** THE TASK **
Write out the listing below in full and exactly, leaving out every picture.

** EXERCISE INPUT **
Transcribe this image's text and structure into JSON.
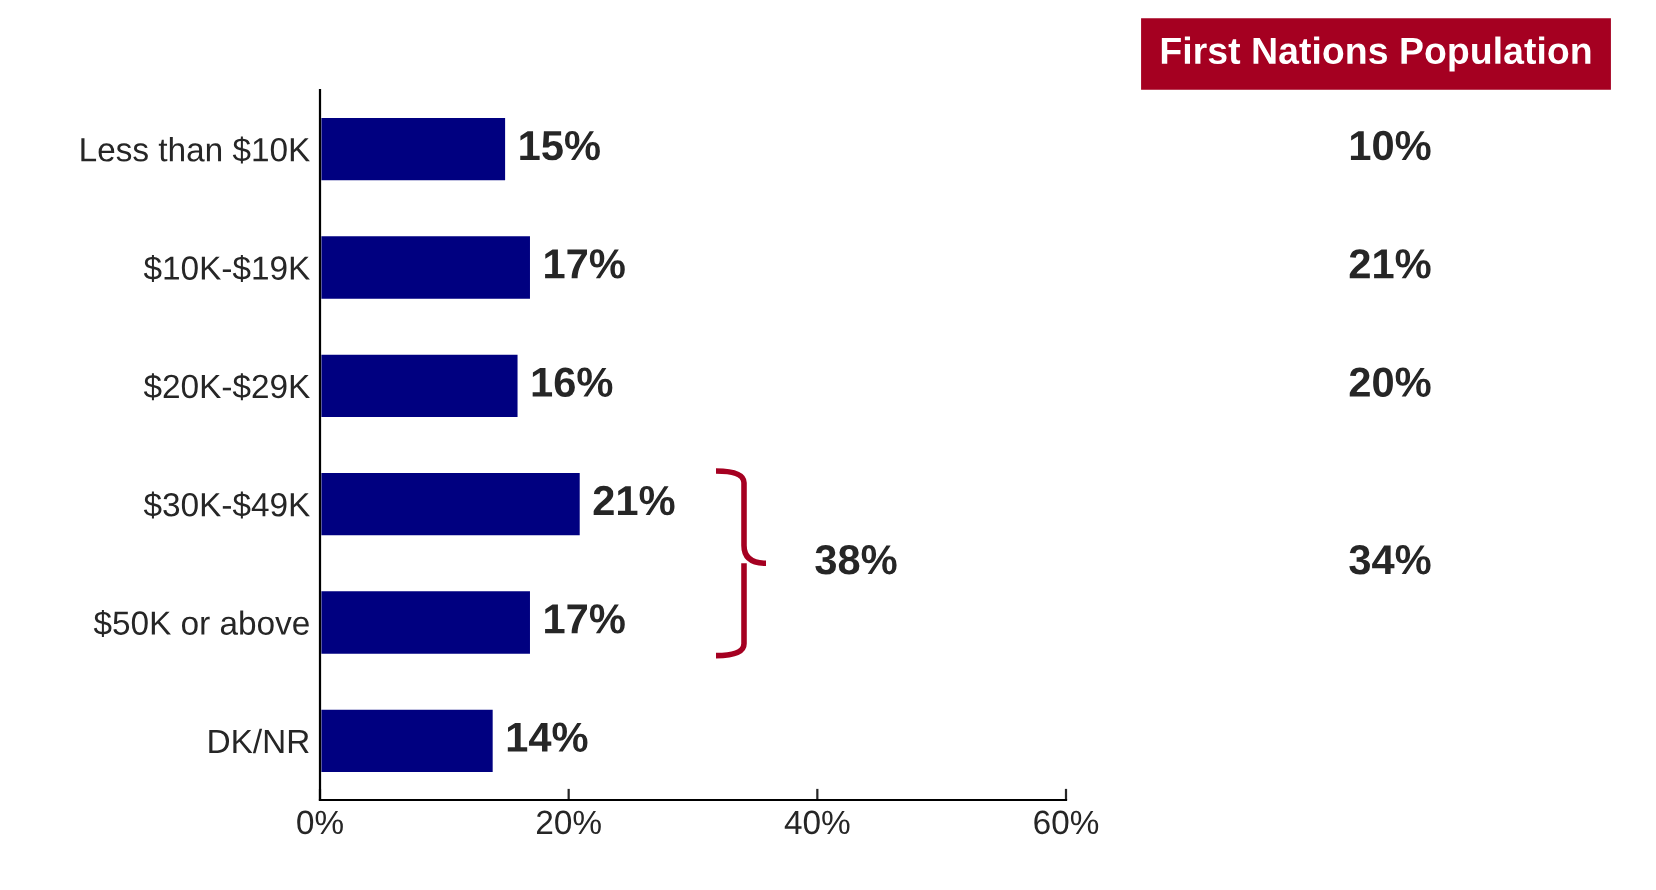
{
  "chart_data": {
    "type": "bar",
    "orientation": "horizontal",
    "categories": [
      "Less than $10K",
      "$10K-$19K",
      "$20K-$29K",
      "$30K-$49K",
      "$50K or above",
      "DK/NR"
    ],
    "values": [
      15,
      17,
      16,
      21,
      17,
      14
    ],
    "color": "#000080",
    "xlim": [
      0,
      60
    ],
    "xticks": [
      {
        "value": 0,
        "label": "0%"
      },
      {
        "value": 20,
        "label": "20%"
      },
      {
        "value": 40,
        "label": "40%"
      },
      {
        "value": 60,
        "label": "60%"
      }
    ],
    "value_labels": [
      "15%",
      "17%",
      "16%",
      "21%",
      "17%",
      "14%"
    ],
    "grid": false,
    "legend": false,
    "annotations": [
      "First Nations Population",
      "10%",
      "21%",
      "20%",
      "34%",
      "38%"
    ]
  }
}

** SOLUTION TO THIS PROBLEM **
Transcribe this image's text and structure into JSON.
{
  "chart_data": {
    "type": "bar",
    "orientation": "horizontal",
    "categories": [
      "Less than $10K",
      "$10K-$19K",
      "$20K-$29K",
      "$30K-$49K",
      "$50K or above",
      "DK/NR"
    ],
    "values": [
      15,
      17,
      16,
      21,
      17,
      14
    ],
    "color": "#000080",
    "xlim": [
      0,
      60
    ],
    "xticks": [
      {
        "value": 0,
        "label": "0%"
      },
      {
        "value": 20,
        "label": "20%"
      },
      {
        "value": 40,
        "label": "40%"
      },
      {
        "value": 60,
        "label": "60%"
      }
    ],
    "value_labels": [
      "15%",
      "17%",
      "16%",
      "21%",
      "17%",
      "14%"
    ],
    "grid": false,
    "legend": false,
    "annotations": [
      "First Nations Population",
      "10%",
      "21%",
      "20%",
      "34%",
      "38%"
    ]
  }
}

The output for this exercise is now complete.